* **Information supplied**:
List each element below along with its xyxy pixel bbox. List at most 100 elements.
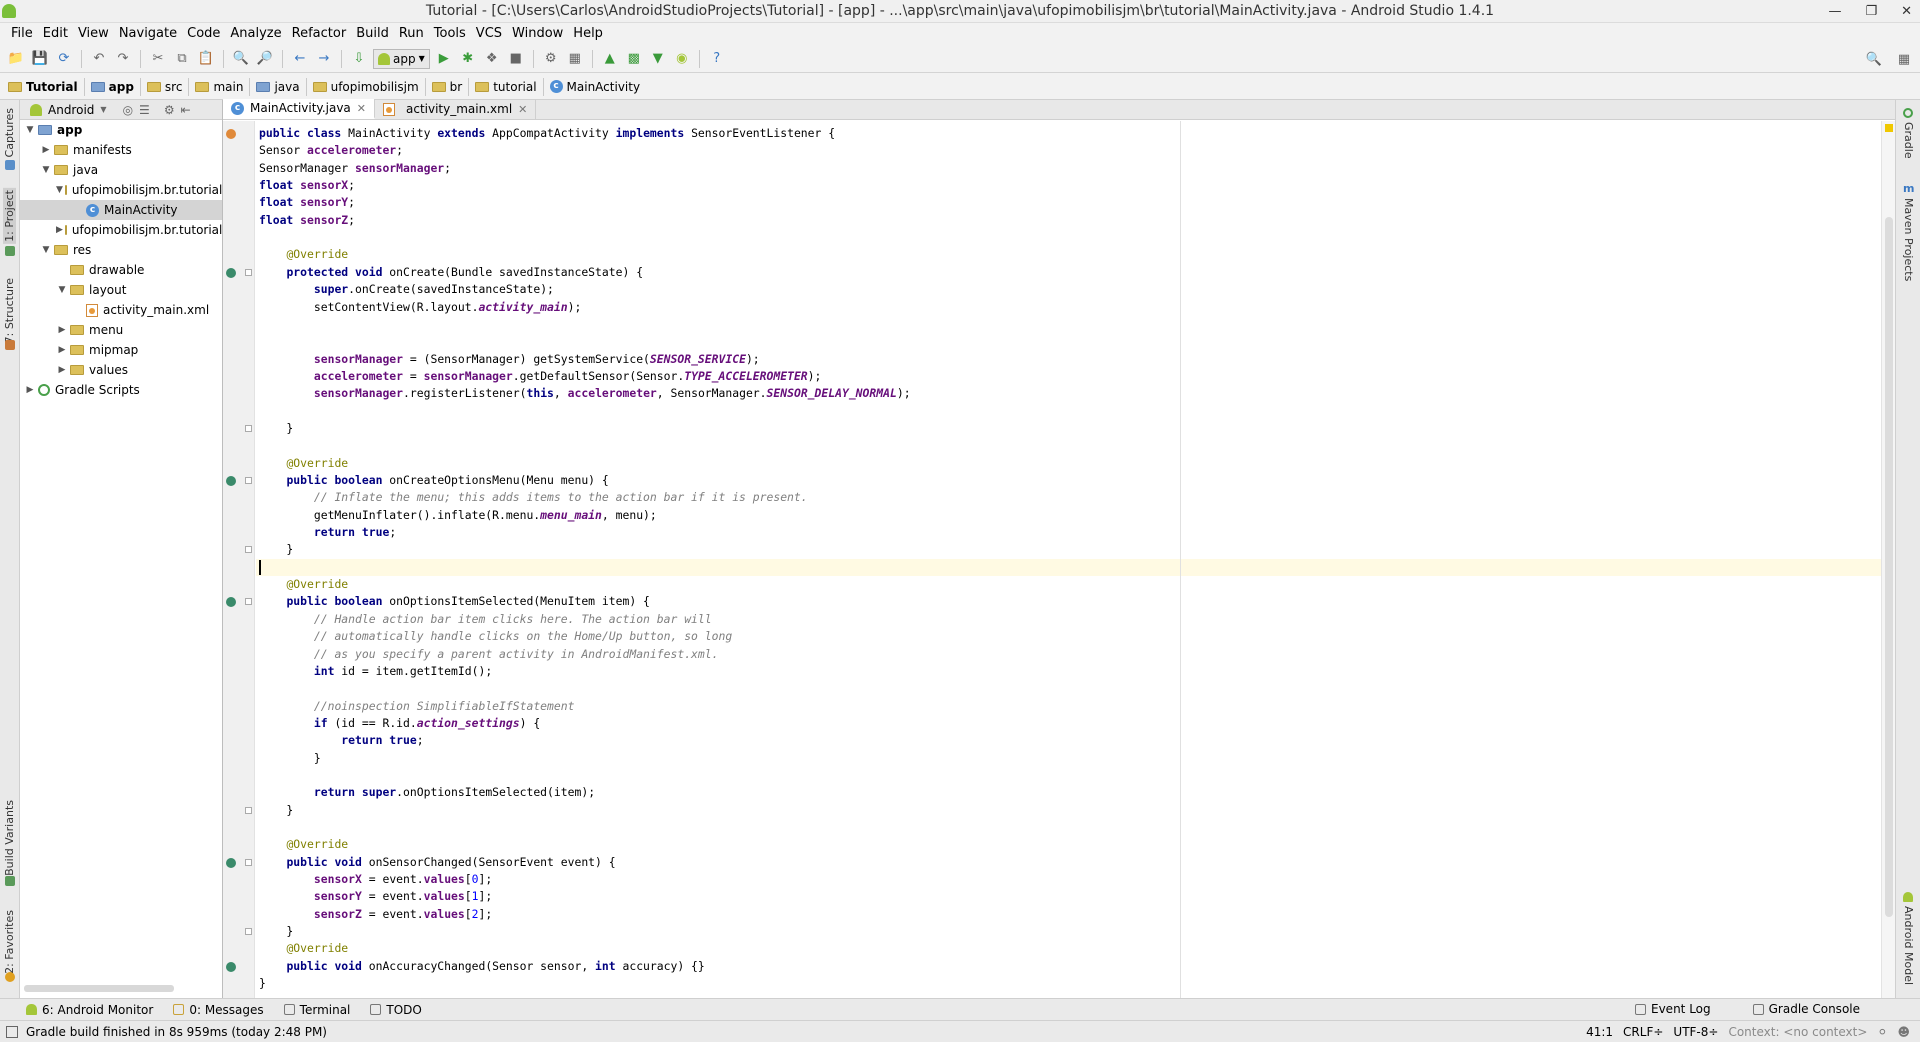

==

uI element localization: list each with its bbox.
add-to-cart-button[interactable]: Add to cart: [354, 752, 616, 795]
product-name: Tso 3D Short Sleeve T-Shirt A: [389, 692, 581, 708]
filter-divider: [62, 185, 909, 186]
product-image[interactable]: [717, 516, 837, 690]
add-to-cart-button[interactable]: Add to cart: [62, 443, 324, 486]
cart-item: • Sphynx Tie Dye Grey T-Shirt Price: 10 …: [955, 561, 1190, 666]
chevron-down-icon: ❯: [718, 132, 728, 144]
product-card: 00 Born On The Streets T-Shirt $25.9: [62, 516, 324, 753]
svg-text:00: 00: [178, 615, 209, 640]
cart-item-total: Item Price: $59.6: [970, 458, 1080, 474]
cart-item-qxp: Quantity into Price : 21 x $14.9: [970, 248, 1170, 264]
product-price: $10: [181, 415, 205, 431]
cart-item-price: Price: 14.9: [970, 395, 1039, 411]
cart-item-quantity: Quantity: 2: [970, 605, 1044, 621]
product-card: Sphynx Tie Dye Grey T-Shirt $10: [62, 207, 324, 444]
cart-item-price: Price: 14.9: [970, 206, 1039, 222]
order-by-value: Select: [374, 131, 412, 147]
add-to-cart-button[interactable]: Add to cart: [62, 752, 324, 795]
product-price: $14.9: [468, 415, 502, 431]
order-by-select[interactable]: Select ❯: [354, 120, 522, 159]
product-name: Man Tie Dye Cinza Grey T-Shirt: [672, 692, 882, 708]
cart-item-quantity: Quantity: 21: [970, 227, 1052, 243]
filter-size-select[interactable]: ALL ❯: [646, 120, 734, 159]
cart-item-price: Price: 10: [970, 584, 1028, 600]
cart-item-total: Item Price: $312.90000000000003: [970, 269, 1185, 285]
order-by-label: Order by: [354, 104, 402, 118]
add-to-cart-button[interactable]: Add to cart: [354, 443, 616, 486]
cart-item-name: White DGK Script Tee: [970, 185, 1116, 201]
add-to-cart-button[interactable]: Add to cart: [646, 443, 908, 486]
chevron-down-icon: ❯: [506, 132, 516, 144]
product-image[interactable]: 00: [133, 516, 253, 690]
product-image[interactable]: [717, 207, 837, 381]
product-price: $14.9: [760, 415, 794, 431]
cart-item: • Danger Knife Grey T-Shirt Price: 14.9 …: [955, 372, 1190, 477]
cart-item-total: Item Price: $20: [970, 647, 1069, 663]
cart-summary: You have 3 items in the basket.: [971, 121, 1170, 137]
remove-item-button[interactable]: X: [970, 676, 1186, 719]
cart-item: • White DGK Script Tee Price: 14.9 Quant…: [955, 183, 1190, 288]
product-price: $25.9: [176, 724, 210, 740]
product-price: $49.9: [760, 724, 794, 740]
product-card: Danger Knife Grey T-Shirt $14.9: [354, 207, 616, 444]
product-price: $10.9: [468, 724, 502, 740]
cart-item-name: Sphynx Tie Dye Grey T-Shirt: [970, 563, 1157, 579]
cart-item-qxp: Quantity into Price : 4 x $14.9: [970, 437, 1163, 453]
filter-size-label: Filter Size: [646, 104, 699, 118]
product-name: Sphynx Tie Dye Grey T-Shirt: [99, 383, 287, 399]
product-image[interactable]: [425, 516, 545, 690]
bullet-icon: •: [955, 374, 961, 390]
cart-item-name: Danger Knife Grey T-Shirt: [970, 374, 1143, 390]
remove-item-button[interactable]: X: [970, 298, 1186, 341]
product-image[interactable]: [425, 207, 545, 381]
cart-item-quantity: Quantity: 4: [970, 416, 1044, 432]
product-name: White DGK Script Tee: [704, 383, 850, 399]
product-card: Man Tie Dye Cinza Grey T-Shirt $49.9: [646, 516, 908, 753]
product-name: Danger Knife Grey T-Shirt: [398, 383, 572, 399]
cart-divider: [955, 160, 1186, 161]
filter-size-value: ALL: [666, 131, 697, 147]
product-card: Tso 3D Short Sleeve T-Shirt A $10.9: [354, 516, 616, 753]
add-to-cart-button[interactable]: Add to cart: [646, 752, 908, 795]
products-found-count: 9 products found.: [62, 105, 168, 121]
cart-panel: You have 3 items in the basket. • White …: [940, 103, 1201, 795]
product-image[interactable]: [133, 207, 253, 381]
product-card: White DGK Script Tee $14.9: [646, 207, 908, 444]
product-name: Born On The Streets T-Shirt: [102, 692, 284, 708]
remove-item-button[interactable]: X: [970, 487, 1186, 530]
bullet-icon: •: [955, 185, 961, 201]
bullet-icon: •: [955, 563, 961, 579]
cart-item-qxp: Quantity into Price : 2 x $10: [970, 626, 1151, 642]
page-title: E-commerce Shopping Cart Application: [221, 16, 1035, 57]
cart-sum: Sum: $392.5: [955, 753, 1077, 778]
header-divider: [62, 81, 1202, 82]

* **Written task**:
Tally the lines of the rows that contain the string "Sleeve", and give only that number.

* **Task response**:
2